Short problem: Skip every picture and transcribe the remaining material exactly.

****************************************

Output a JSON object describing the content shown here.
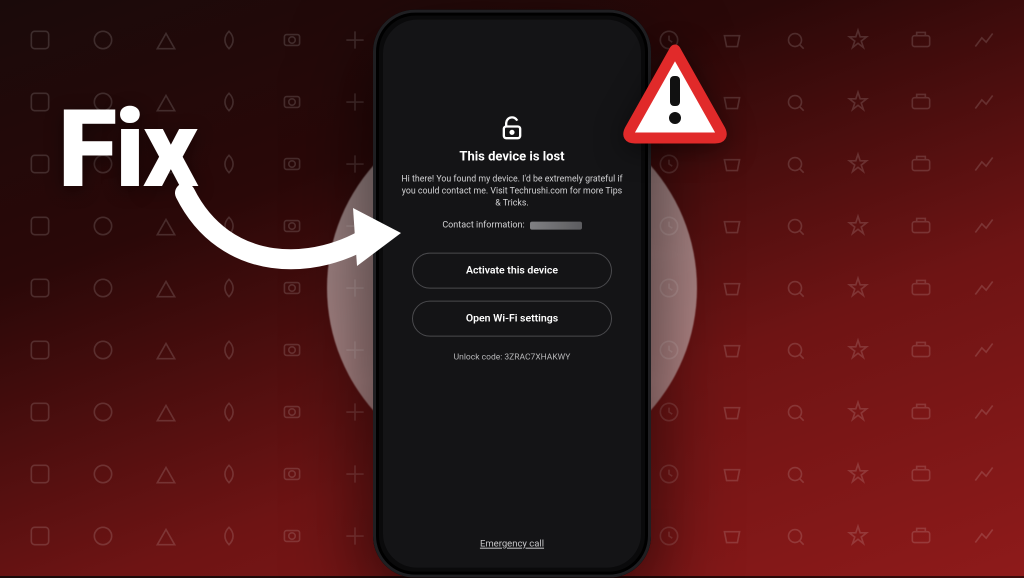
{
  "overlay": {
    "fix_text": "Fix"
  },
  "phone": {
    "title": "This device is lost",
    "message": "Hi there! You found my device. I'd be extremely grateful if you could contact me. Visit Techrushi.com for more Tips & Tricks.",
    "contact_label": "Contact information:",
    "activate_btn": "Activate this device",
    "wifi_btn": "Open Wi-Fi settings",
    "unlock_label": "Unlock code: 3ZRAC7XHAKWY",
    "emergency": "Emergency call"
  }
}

****************************************

Full solution:
Output a JSON object describing the content shown here.
{
  "overlay": {
    "fix_text": "Fix"
  },
  "phone": {
    "title": "This device is lost",
    "message": "Hi there! You found my device. I'd be extremely grateful if you could contact me. Visit Techrushi.com for more Tips & Tricks.",
    "contact_label": "Contact information:",
    "activate_btn": "Activate this device",
    "wifi_btn": "Open Wi-Fi settings",
    "unlock_label": "Unlock code: 3ZRAC7XHAKWY",
    "emergency": "Emergency call"
  }
}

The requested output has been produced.